Written task: Show every line that has the string "screenshot" in it.

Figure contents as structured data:
=======

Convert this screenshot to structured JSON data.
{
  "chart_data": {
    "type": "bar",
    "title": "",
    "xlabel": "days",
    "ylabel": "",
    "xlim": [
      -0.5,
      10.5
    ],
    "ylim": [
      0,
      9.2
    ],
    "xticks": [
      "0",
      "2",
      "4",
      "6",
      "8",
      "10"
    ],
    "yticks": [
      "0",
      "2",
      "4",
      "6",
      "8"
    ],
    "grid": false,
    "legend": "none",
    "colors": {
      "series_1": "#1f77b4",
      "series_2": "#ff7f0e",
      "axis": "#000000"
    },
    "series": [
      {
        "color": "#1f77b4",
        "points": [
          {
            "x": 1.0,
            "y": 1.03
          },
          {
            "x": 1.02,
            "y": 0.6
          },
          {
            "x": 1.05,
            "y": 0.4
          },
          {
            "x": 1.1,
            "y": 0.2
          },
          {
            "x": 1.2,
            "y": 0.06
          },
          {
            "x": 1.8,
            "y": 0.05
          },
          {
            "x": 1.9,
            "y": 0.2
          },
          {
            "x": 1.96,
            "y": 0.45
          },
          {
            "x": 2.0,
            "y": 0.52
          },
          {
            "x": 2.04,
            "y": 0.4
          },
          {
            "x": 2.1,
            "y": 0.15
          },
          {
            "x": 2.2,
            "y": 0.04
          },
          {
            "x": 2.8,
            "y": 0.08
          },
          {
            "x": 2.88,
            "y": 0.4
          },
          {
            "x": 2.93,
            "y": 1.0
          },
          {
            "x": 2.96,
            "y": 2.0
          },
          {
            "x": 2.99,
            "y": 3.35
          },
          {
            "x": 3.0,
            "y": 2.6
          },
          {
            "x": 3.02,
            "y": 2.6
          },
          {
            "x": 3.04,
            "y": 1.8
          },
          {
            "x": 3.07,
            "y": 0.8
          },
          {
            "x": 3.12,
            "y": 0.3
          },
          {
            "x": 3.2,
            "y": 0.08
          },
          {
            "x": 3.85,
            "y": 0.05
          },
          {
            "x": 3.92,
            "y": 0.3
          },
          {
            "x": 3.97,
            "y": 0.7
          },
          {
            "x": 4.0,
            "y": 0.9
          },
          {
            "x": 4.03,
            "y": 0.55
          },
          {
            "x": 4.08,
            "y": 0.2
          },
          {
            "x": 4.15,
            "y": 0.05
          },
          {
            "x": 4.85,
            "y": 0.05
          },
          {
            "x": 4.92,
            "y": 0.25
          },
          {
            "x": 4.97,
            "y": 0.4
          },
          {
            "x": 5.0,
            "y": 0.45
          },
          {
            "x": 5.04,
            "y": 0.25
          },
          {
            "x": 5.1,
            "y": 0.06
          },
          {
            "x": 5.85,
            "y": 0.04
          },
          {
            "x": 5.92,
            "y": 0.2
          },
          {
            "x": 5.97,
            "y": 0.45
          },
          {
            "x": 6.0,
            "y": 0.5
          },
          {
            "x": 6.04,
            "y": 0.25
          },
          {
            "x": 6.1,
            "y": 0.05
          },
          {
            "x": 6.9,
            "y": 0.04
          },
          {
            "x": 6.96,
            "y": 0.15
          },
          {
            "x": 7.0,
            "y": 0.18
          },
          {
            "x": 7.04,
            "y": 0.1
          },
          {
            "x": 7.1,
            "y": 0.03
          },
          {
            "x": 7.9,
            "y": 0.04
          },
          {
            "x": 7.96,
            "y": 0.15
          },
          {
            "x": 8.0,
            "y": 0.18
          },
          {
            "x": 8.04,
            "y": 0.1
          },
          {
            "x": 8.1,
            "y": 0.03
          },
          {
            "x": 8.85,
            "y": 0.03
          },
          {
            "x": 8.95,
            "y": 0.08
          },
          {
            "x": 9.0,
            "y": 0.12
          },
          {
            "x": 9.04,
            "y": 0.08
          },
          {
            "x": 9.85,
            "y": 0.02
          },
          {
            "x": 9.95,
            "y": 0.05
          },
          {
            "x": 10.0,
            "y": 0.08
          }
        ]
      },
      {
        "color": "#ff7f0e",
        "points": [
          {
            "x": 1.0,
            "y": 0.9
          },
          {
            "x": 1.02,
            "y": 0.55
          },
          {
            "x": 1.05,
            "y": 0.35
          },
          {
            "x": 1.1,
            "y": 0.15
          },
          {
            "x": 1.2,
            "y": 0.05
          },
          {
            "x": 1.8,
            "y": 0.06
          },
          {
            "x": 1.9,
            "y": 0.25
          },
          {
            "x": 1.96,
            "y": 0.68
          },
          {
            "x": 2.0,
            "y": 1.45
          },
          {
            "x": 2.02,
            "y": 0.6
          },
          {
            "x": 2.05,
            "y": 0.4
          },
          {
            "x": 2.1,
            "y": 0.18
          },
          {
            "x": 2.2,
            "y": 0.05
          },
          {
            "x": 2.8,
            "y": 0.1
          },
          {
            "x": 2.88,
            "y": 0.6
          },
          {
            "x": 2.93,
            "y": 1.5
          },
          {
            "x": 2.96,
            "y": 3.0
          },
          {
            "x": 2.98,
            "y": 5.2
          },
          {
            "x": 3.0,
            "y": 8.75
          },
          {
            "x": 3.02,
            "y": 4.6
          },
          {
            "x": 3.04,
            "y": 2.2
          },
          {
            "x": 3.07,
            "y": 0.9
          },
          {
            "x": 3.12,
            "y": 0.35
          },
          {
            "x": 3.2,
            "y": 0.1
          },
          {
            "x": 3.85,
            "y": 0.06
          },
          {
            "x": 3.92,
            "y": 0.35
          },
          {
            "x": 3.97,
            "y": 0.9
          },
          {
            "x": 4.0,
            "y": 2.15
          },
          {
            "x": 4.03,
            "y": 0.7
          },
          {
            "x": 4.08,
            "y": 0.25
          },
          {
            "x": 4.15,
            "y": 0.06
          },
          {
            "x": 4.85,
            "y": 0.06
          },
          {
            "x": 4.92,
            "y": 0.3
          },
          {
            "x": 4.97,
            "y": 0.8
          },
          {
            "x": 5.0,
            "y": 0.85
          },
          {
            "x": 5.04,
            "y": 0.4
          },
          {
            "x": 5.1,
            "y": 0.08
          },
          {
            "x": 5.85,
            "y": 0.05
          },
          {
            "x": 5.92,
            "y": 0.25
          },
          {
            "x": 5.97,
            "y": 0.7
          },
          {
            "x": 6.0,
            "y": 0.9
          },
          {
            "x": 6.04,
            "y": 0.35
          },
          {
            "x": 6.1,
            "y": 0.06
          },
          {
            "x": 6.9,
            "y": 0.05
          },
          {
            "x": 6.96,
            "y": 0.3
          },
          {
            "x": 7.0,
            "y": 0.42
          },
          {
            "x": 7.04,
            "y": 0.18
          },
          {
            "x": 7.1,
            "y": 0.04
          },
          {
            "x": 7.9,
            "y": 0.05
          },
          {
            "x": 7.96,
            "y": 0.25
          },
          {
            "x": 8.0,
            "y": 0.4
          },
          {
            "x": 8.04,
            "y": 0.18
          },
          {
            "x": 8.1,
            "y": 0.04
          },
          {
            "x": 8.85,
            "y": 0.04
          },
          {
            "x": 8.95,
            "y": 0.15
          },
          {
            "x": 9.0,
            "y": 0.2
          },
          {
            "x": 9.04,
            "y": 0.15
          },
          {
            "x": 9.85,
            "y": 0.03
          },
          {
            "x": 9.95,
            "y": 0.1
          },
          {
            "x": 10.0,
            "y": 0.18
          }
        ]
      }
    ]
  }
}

=======

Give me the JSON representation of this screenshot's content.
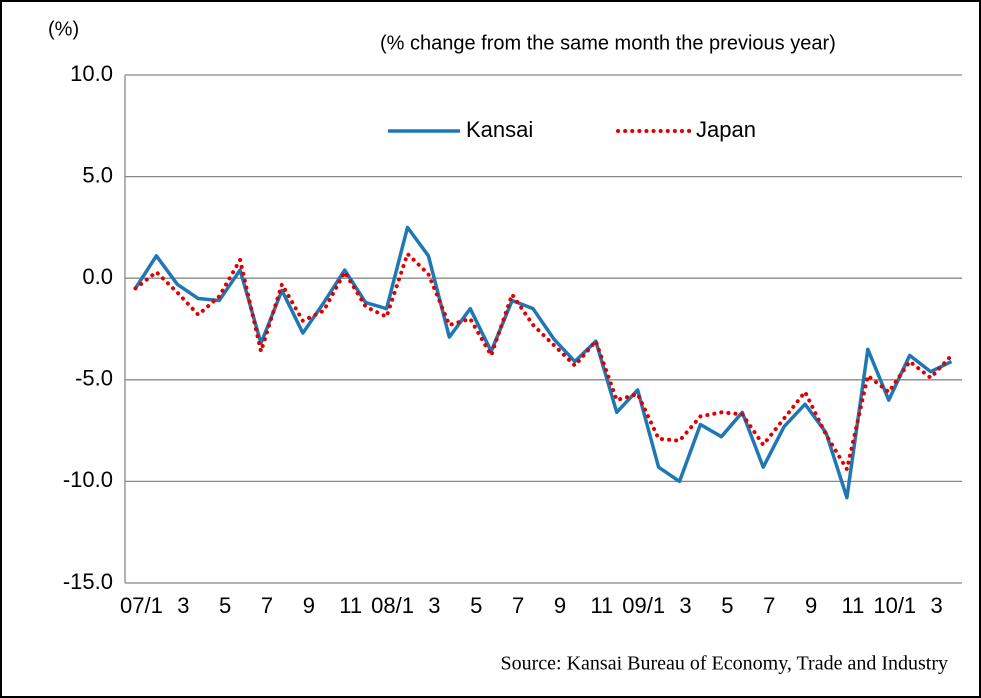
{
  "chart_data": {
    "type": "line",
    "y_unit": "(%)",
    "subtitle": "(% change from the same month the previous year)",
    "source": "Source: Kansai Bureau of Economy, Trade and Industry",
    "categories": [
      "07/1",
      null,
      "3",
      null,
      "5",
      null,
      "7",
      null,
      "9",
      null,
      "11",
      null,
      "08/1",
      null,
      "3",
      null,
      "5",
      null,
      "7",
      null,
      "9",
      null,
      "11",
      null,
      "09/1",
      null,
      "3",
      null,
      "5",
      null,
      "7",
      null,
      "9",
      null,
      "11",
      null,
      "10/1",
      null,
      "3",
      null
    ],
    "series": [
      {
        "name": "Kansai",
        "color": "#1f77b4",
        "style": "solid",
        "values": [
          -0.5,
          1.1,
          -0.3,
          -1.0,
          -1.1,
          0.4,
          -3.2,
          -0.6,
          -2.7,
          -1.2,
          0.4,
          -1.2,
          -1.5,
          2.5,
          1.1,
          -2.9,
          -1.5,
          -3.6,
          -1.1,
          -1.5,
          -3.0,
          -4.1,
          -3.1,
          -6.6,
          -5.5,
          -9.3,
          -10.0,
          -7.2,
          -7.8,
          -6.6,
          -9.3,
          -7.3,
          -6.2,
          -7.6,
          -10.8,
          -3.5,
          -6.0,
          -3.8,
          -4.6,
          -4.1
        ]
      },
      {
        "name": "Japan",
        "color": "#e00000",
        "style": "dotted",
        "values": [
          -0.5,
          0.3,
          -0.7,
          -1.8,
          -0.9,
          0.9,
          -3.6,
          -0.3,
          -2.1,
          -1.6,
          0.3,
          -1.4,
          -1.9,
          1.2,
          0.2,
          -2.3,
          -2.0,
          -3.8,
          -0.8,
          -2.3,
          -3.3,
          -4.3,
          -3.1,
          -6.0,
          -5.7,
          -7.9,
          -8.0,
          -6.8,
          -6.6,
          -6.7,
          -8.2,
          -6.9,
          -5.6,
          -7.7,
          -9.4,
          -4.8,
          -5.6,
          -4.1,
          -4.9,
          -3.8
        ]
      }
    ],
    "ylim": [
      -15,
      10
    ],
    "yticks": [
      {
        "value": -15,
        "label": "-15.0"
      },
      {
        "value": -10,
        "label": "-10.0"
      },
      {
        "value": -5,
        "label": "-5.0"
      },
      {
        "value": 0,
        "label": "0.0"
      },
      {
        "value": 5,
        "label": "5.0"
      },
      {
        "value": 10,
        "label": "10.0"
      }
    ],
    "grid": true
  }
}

=======

Full output:
Convert this screenshot to structured JSON data.
Give me the JSON representation of this screenshot's content.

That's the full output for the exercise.